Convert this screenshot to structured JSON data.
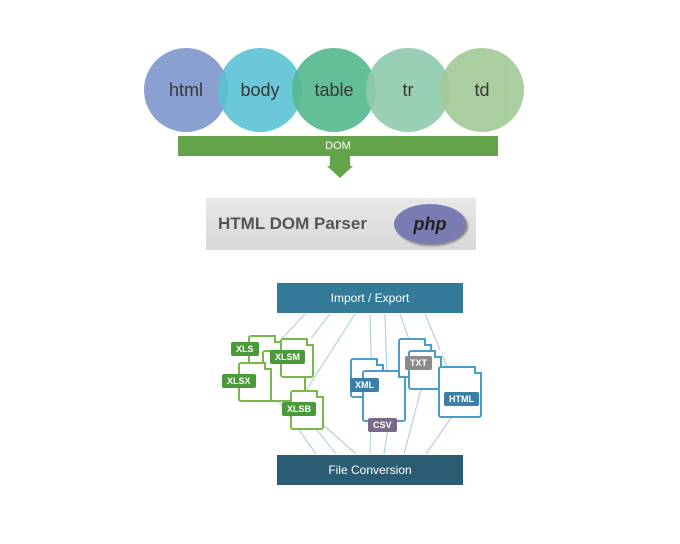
{
  "dom_chain": {
    "nodes": [
      "html",
      "body",
      "table",
      "tr",
      "td"
    ],
    "label": "DOM"
  },
  "parser": {
    "title": "HTML DOM Parser",
    "logo_text": "php"
  },
  "workflow": {
    "top_bar": "Import / Export",
    "bottom_bar": "File Conversion",
    "file_tags": {
      "xls": "XLS",
      "xlsx": "XLSX",
      "xlsm": "XLSM",
      "xlsb": "XLSB",
      "xml": "XML",
      "txt": "TXT",
      "html": "HTML",
      "csv": "CSV"
    }
  }
}
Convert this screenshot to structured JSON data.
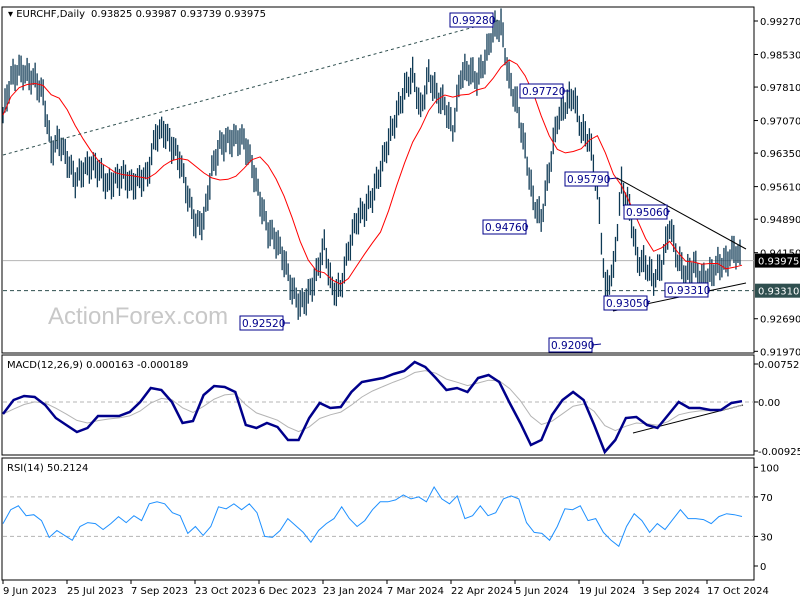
{
  "header": {
    "symbol": "EURCHF,Daily",
    "ohlc": "0.93825 0.93987 0.93739 0.93975"
  },
  "watermark": "ActionForex.com",
  "colors": {
    "bars": "#0f3a55",
    "ma": "#ff0000",
    "macd": "#00008b",
    "signal": "#b4b4b4",
    "rsi": "#1e90ff",
    "annotation": "#00008b"
  },
  "chart_data": [
    {
      "type": "line",
      "title": "EURCHF,Daily",
      "price_axis_ticks": [
        "0.99270",
        "0.98530",
        "0.97810",
        "0.97070",
        "0.96350",
        "0.95610",
        "0.94890",
        "0.94150",
        "0.92690",
        "0.91970"
      ],
      "ylim": [
        0.9197,
        0.9927
      ],
      "current_price": "0.93975",
      "support_level": "0.93310",
      "x_ticks": [
        "9 Jun 2023",
        "25 Jul 2023",
        "7 Sep 2023",
        "23 Oct 2023",
        "6 Dec 2023",
        "23 Jan 2024",
        "7 Mar 2024",
        "22 Apr 2024",
        "5 Jun 2024",
        "19 Jul 2024",
        "3 Sep 2024",
        "17 Oct 2024"
      ],
      "closes": [
        0.9719,
        0.9801,
        0.9819,
        0.9808,
        0.9797,
        0.9763,
        0.9642,
        0.9664,
        0.962,
        0.9576,
        0.9598,
        0.9609,
        0.9598,
        0.9565,
        0.9576,
        0.9587,
        0.9565,
        0.9576,
        0.9587,
        0.9675,
        0.9686,
        0.9653,
        0.962,
        0.9542,
        0.9476,
        0.9487,
        0.9598,
        0.9653,
        0.9664,
        0.9668,
        0.9664,
        0.9609,
        0.9531,
        0.9465,
        0.9443,
        0.9399,
        0.9333,
        0.9299,
        0.9321,
        0.9366,
        0.9432,
        0.9333,
        0.9333,
        0.9421,
        0.9487,
        0.9509,
        0.9542,
        0.9598,
        0.9664,
        0.9719,
        0.9775,
        0.9808,
        0.973,
        0.9808,
        0.9763,
        0.9741,
        0.9686,
        0.9808,
        0.9819,
        0.9797,
        0.9841,
        0.9907,
        0.9918,
        0.9797,
        0.9741,
        0.9642,
        0.9531,
        0.9487,
        0.9598,
        0.9708,
        0.9741,
        0.9763,
        0.9686,
        0.9664,
        0.9554,
        0.9333,
        0.9377,
        0.9565,
        0.9509,
        0.9399,
        0.9388,
        0.9355,
        0.9388,
        0.9476,
        0.9399,
        0.9366,
        0.9388,
        0.9355,
        0.9366,
        0.9388,
        0.9394,
        0.9421,
        0.9399
      ],
      "annotations": [
        "0.99280",
        "0.97720",
        "0.94760",
        "0.95790",
        "0.95060",
        "0.93050",
        "0.93310",
        "0.92520",
        "0.92090"
      ]
    },
    {
      "type": "line",
      "title": "MACD(12,26,9) 0.000163 -0.000189",
      "y_ticks": [
        "0.007526",
        "0.00",
        "-0.009252"
      ],
      "ylim": [
        -0.009252,
        0.007526
      ],
      "macd": [
        -0.00234,
        0.00039,
        0.00117,
        0.00098,
        -0.00059,
        -0.00312,
        -0.00449,
        -0.00585,
        -0.00507,
        -0.00273,
        -0.00273,
        -0.00273,
        -0.00195,
        0,
        0.00273,
        0.00234,
        0,
        -0.0041,
        -0.00371,
        0.00137,
        0.00312,
        0.00293,
        0.00195,
        -0.00449,
        -0.00507,
        -0.0041,
        -0.00488,
        -0.00741,
        -0.00741,
        -0.00312,
        -0.0002,
        -0.00117,
        -0.00098,
        0.00195,
        0.0039,
        0.00429,
        0.00468,
        0.00546,
        0.00605,
        0.0078,
        0.00683,
        0.00468,
        0.00234,
        0.00273,
        0.00195,
        0.00468,
        0.00527,
        0.0039,
        -0.0002,
        -0.0041,
        -0.00839,
        -0.00741,
        -0.00254,
        0.00039,
        0.00195,
        0.00039,
        -0.00449,
        -0.00975,
        -0.00741,
        -0.00312,
        -0.00293,
        -0.00449,
        -0.00507,
        -0.00254,
        0,
        -0.00117,
        -0.00117,
        -0.00156,
        -0.00156,
        -0.0002,
        0.000163
      ]
    },
    {
      "type": "line",
      "title": "RSI(14) 50.2124",
      "y_ticks": [
        "100",
        "70",
        "30",
        "0"
      ],
      "ylim": [
        0,
        100
      ],
      "levels": [
        70,
        30
      ],
      "rsi": [
        43,
        57,
        61,
        51,
        52,
        46,
        29,
        36,
        31,
        26,
        40,
        44,
        43,
        37,
        43,
        50,
        44,
        51,
        46,
        63,
        65,
        63,
        54,
        51,
        33,
        40,
        31,
        40,
        60,
        58,
        63,
        57,
        63,
        54,
        30,
        29,
        36,
        48,
        41,
        34,
        24,
        36,
        43,
        48,
        60,
        48,
        40,
        46,
        57,
        65,
        65,
        67,
        72,
        68,
        70,
        65,
        80,
        68,
        63,
        71,
        48,
        51,
        61,
        51,
        54,
        68,
        71,
        68,
        44,
        34,
        33,
        26,
        40,
        58,
        57,
        61,
        46,
        48,
        34,
        26,
        20,
        40,
        53,
        46,
        34,
        43,
        37,
        47,
        57,
        48,
        48,
        47,
        43,
        50,
        53,
        52,
        50.2
      ]
    }
  ]
}
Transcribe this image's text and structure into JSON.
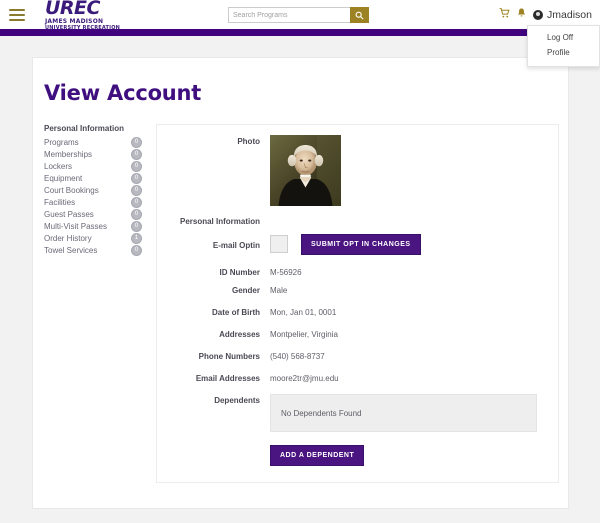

- [Given problem] Pictures are excluded; repeat every record exactly.

- [Result of the task]
Convert this screenshot to structured JSON data.
{
  "dom_chain": {
    "nodes": [
      "html",
      "body",
      "table",
      "tr",
      "td"
    ],
    "label": "DOM"
  },
  "parser": {
    "title": "HTML DOM Parser",
    "logo_text": "php"
  },
  "workflow": {
    "top_bar": "Import / Export",
    "bottom_bar": "File Conversion",
    "file_tags": {
      "xls": "XLS",
      "xlsx": "XLSX",
      "xlsm": "XLSM",
      "xlsb": "XLSB",
      "xml": "XML",
      "txt": "TXT",
      "html": "HTML",
      "csv": "CSV"
    }
  }
}
Convert this screenshot to structured JSON data.
{
  "header": {
    "symbol": "EURCHF,Daily",
    "ohlc": "0.93825 0.93987 0.93739 0.93975"
  },
  "watermark": "ActionForex.com",
  "colors": {
    "bars": "#0f3a55",
    "ma": "#ff0000",
    "macd": "#00008b",
    "signal": "#b4b4b4",
    "rsi": "#1e90ff",
    "annotation": "#00008b"
  },
  "chart_data": [
    {
      "type": "line",
      "title": "EURCHF,Daily",
      "price_axis_ticks": [
        "0.99270",
        "0.98530",
        "0.97810",
        "0.97070",
        "0.96350",
        "0.95610",
        "0.94890",
        "0.94150",
        "0.92690",
        "0.91970"
      ],
      "ylim": [
        0.9197,
        0.9927
      ],
      "current_price": "0.93975",
      "support_level": "0.93310",
      "x_ticks": [
        "9 Jun 2023",
        "25 Jul 2023",
        "7 Sep 2023",
        "23 Oct 2023",
        "6 Dec 2023",
        "23 Jan 2024",
        "7 Mar 2024",
        "22 Apr 2024",
        "5 Jun 2024",
        "19 Jul 2024",
        "3 Sep 2024",
        "17 Oct 2024"
      ],
      "closes": [
        0.9719,
        0.9801,
        0.9819,
        0.9808,
        0.9797,
        0.9763,
        0.9642,
        0.9664,
        0.962,
        0.9576,
        0.9598,
        0.9609,
        0.9598,
        0.9565,
        0.9576,
        0.9587,
        0.9565,
        0.9576,
        0.9587,
        0.9675,
        0.9686,
        0.9653,
        0.962,
        0.9542,
        0.9476,
        0.9487,
        0.9598,
        0.9653,
        0.9664,
        0.9668,
        0.9664,
        0.9609,
        0.9531,
        0.9465,
        0.9443,
        0.9399,
        0.9333,
        0.9299,
        0.9321,
        0.9366,
        0.9432,
        0.9333,
        0.9333,
        0.9421,
        0.9487,
        0.9509,
        0.9542,
        0.9598,
        0.9664,
        0.9719,
        0.9775,
        0.9808,
        0.973,
        0.9808,
        0.9763,
        0.9741,
        0.9686,
        0.9808,
        0.9819,
        0.9797,
        0.9841,
        0.9907,
        0.9918,
        0.9797,
        0.9741,
        0.9642,
        0.9531,
        0.9487,
        0.9598,
        0.9708,
        0.9741,
        0.9763,
        0.9686,
        0.9664,
        0.9554,
        0.9333,
        0.9377,
        0.9565,
        0.9509,
        0.9399,
        0.9388,
        0.9355,
        0.9388,
        0.9476,
        0.9399,
        0.9366,
        0.9388,
        0.9355,
        0.9366,
        0.9388,
        0.9394,
        0.9421,
        0.9399
      ],
      "annotations": [
        "0.99280",
        "0.97720",
        "0.94760",
        "0.95790",
        "0.95060",
        "0.93050",
        "0.93310",
        "0.92520",
        "0.92090"
      ]
    },
    {
      "type": "line",
      "title": "MACD(12,26,9) 0.000163 -0.000189",
      "y_ticks": [
        "0.007526",
        "0.00",
        "-0.009252"
      ],
      "ylim": [
        -0.009252,
        0.007526
      ],
      "macd": [
        -0.00234,
        0.00039,
        0.00117,
        0.00098,
        -0.00059,
        -0.00312,
        -0.00449,
        -0.00585,
        -0.00507,
        -0.00273,
        -0.00273,
        -0.00273,
        -0.00195,
        0,
        0.00273,
        0.00234,
        0,
        -0.0041,
        -0.00371,
        0.00137,
        0.00312,
        0.00293,
        0.00195,
        -0.00449,
        -0.00507,
        -0.0041,
        -0.00488,
        -0.00741,
        -0.00741,
        -0.00312,
        -0.0002,
        -0.00117,
        -0.00098,
        0.00195,
        0.0039,
        0.00429,
        0.00468,
        0.00546,
        0.00605,
        0.0078,
        0.00683,
        0.00468,
        0.00234,
        0.00273,
        0.00195,
        0.00468,
        0.00527,
        0.0039,
        -0.0002,
        -0.0041,
        -0.00839,
        -0.00741,
        -0.00254,
        0.00039,
        0.00195,
        0.00039,
        -0.00449,
        -0.00975,
        -0.00741,
        -0.00312,
        -0.00293,
        -0.00449,
        -0.00507,
        -0.00254,
        0,
        -0.00117,
        -0.00117,
        -0.00156,
        -0.00156,
        -0.0002,
        0.000163
      ]
    },
    {
      "type": "line",
      "title": "RSI(14) 50.2124",
      "y_ticks": [
        "100",
        "70",
        "30",
        "0"
      ],
      "ylim": [
        0,
        100
      ],
      "levels": [
        70,
        30
      ],
      "rsi": [
        43,
        57,
        61,
        51,
        52,
        46,
        29,
        36,
        31,
        26,
        40,
        44,
        43,
        37,
        43,
        50,
        44,
        51,
        46,
        63,
        65,
        63,
        54,
        51,
        33,
        40,
        31,
        40,
        60,
        58,
        63,
        57,
        63,
        54,
        30,
        29,
        36,
        48,
        41,
        34,
        24,
        36,
        43,
        48,
        60,
        48,
        40,
        46,
        57,
        65,
        65,
        67,
        72,
        68,
        70,
        65,
        80,
        68,
        63,
        71,
        48,
        51,
        61,
        51,
        54,
        68,
        71,
        68,
        44,
        34,
        33,
        26,
        40,
        58,
        57,
        61,
        46,
        48,
        34,
        26,
        20,
        40,
        53,
        46,
        34,
        43,
        37,
        47,
        57,
        48,
        48,
        47,
        43,
        50,
        53,
        52,
        50.2
      ]
    }
  ]
}
Transcribe this image's text and structure into JSON.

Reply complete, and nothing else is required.